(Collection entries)
↓
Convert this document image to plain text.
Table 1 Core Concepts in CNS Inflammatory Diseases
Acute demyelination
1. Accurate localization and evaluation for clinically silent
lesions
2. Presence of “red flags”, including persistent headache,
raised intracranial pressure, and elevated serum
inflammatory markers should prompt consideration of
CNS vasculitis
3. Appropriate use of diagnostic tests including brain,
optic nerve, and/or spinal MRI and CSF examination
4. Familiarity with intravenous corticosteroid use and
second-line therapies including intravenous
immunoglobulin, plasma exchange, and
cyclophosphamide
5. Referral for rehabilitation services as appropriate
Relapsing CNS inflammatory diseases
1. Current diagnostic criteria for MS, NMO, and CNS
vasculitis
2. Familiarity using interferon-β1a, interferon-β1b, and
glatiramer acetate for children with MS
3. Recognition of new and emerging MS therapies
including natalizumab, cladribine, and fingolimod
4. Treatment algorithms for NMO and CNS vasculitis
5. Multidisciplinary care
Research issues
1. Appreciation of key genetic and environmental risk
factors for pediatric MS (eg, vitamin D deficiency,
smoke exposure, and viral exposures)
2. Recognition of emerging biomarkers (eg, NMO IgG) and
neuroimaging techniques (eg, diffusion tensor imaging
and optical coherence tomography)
↑
Activity:
Among the lines above, find the ones containing "Recognition" and copy them.

Solution to this task:
3. Recognition of new and emerging MS therapies
2. Recognition of emerging biomarkers (eg, NMO IgG) and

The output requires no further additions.